Find the string "предусматривающих" in the data, then copy every line where it is found.

Supplied material:

####################

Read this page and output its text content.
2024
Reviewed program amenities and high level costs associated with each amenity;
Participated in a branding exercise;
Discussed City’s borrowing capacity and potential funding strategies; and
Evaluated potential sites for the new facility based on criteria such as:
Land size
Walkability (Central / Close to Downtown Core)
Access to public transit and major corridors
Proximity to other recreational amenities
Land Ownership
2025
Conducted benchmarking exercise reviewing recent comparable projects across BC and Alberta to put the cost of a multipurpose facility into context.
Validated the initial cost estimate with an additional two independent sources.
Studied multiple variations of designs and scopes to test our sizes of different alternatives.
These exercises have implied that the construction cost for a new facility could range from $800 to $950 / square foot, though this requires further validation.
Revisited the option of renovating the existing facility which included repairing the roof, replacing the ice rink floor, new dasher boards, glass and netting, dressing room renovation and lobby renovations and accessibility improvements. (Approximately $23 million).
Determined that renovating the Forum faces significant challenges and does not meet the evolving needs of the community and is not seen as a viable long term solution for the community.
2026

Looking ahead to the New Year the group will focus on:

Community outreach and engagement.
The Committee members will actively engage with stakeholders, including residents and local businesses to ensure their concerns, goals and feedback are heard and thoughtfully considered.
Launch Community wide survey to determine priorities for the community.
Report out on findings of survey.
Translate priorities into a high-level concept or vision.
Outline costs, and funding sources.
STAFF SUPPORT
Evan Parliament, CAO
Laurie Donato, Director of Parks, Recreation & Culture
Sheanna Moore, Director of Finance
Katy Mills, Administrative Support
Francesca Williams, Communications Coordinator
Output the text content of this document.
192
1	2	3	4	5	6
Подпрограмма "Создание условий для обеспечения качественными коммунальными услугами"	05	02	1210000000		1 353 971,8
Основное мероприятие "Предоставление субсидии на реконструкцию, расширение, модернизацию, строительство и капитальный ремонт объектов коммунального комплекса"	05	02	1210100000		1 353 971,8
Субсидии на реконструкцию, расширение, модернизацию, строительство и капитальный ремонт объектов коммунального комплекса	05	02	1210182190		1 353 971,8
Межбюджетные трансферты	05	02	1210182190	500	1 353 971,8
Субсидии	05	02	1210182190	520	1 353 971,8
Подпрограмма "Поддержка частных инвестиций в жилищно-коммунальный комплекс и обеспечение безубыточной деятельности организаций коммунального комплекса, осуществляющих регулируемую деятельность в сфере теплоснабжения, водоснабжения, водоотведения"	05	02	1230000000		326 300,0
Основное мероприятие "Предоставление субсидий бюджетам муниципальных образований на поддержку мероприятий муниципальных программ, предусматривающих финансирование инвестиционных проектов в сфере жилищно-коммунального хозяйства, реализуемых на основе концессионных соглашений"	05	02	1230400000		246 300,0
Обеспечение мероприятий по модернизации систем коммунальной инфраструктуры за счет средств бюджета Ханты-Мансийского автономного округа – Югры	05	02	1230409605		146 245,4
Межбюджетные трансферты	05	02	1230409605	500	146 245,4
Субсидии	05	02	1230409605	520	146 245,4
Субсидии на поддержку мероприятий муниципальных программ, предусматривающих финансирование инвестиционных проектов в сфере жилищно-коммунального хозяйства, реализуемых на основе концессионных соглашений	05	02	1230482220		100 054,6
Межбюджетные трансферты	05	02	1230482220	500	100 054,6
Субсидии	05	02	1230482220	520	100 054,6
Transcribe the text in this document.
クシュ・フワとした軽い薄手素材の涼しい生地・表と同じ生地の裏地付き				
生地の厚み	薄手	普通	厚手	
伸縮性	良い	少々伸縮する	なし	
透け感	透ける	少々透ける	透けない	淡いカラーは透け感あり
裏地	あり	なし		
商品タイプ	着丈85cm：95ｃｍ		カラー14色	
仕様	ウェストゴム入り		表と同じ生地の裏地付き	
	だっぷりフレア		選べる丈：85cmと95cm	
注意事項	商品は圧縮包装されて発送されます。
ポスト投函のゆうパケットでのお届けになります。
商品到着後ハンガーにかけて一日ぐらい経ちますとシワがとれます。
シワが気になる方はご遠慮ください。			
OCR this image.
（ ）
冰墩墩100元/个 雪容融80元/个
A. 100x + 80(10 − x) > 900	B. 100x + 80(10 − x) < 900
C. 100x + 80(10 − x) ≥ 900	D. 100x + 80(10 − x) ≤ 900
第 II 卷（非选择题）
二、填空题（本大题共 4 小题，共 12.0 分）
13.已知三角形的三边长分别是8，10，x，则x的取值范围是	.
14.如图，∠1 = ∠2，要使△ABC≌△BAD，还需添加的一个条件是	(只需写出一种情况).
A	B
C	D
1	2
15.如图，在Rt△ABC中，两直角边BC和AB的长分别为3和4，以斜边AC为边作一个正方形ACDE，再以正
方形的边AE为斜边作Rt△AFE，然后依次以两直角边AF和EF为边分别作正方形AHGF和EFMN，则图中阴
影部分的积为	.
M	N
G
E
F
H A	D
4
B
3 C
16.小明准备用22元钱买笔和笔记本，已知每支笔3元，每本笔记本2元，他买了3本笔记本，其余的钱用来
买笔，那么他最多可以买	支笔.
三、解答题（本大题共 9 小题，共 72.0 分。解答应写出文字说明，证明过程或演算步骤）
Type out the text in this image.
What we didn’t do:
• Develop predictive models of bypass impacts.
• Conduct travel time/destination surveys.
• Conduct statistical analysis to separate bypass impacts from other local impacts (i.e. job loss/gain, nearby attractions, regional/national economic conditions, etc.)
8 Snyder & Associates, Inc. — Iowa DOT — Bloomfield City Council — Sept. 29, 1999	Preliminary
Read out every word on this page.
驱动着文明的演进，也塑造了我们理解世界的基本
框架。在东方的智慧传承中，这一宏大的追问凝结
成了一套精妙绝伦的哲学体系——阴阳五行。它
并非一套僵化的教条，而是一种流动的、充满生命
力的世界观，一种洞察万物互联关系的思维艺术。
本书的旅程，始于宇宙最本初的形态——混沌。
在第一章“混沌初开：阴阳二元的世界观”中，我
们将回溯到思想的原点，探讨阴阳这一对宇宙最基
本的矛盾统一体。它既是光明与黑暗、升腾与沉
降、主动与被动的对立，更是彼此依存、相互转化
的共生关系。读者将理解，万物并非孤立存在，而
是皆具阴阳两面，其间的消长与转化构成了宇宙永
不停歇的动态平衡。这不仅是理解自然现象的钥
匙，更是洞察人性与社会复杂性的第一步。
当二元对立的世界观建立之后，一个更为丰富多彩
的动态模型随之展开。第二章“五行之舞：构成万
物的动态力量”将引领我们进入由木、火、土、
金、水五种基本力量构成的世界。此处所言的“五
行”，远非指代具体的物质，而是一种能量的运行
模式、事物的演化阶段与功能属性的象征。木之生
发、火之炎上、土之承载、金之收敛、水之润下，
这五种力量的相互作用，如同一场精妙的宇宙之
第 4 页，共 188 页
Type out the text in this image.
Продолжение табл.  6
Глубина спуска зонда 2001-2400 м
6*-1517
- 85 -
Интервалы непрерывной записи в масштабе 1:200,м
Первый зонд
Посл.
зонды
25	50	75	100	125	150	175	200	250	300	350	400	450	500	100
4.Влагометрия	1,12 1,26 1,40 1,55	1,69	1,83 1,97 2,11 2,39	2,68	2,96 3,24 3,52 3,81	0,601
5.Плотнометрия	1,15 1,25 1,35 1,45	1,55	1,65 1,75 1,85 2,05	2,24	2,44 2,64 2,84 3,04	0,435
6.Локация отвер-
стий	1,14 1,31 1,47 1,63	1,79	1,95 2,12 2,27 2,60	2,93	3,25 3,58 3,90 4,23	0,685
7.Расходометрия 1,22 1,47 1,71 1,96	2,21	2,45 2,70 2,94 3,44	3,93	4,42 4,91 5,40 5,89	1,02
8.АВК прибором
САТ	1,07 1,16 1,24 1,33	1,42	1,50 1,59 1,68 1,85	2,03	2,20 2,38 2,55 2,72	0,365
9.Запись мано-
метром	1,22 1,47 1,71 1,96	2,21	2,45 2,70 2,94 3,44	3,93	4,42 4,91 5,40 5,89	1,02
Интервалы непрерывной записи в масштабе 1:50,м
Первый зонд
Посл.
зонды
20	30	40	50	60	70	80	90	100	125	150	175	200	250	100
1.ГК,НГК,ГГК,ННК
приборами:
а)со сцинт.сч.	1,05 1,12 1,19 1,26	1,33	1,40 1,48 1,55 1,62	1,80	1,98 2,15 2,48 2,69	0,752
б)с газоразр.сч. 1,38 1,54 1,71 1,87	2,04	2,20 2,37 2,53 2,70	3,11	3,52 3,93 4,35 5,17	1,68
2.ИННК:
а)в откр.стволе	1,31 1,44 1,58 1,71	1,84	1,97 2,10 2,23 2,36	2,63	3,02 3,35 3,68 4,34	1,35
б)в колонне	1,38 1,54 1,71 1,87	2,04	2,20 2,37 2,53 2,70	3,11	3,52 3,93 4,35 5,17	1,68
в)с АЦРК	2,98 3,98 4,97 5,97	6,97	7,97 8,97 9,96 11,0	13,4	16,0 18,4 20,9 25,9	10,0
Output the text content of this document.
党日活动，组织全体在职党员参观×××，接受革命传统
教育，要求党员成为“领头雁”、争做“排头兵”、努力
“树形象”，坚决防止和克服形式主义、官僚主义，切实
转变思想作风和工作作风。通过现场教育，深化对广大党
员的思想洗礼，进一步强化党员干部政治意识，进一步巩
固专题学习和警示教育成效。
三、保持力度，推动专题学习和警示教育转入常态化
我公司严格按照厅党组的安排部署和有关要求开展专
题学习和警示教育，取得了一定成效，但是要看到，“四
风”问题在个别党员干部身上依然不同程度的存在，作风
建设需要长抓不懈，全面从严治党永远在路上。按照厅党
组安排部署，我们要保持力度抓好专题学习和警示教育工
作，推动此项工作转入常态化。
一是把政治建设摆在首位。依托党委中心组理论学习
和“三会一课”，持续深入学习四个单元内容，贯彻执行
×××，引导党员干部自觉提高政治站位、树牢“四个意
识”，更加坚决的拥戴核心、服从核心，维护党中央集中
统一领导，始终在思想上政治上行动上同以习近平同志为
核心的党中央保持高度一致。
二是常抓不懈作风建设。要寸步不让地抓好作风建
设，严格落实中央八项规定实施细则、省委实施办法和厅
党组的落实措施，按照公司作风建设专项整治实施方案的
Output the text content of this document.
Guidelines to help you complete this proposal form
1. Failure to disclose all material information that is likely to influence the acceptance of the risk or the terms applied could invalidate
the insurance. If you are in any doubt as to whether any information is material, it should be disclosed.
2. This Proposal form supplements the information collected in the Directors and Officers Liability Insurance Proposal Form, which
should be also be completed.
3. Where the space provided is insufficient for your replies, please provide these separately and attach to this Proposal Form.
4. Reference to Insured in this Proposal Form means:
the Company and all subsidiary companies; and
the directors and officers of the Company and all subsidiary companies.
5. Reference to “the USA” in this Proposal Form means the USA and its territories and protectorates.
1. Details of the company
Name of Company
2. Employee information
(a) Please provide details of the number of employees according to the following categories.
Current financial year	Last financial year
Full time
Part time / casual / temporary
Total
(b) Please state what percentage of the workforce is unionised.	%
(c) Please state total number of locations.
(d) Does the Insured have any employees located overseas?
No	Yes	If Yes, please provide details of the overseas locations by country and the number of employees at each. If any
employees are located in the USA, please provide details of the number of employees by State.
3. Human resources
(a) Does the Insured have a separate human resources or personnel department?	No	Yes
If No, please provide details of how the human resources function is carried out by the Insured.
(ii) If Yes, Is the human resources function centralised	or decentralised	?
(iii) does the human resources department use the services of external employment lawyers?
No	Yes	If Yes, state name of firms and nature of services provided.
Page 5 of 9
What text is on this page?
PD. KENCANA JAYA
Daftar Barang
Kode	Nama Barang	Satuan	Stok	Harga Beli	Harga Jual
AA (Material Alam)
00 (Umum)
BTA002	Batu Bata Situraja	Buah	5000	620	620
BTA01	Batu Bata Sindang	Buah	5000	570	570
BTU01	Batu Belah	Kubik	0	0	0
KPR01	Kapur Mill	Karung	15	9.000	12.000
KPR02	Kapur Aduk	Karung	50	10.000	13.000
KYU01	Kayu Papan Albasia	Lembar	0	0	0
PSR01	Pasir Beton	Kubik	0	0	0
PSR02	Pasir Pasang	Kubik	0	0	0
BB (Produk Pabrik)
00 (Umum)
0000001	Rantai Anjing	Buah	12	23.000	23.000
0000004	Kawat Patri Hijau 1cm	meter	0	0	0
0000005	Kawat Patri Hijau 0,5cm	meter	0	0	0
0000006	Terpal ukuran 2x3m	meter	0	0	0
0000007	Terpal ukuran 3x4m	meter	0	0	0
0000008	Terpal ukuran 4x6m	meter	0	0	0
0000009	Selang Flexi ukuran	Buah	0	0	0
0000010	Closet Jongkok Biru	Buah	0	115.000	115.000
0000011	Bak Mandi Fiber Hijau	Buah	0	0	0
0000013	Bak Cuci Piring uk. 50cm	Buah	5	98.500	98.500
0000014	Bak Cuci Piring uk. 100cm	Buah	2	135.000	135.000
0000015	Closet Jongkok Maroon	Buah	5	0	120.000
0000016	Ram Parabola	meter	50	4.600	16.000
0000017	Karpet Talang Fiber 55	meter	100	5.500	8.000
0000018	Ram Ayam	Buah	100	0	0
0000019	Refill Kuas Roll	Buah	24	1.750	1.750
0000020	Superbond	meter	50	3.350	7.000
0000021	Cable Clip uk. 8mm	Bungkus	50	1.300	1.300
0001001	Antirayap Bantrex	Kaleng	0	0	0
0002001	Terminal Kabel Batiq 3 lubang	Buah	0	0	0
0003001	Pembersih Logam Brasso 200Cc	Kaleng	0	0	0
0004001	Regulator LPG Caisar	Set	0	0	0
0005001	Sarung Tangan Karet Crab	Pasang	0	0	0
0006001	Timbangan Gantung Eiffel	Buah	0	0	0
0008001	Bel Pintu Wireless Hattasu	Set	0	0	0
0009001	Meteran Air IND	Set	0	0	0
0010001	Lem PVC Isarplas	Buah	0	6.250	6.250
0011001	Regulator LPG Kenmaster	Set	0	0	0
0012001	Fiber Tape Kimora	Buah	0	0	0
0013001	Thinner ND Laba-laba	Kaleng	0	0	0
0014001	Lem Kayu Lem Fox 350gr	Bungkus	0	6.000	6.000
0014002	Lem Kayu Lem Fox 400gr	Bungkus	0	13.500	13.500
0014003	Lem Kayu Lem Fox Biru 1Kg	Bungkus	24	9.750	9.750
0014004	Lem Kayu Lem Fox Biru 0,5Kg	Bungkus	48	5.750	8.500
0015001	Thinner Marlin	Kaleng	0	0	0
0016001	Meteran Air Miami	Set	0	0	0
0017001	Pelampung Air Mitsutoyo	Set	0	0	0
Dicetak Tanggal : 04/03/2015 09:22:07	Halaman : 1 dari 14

####################

The solution:
Основное мероприятие "Предоставление субсидий бюджетам муниципальных образований на поддержку мероприятий муниципальных программ, предусматривающих финансирование инвестиционных проектов в сфере жилищно-коммунального хозяйства, реализуемых на основе концессионных соглашений"	05	02	1230400000		246 300,0
Субсидии на поддержку мероприятий муниципальных программ, предусматривающих финансирование инвестиционных проектов в сфере жилищно-коммунального хозяйства, реализуемых на основе концессионных соглашений	05	02	1230482220		100 054,6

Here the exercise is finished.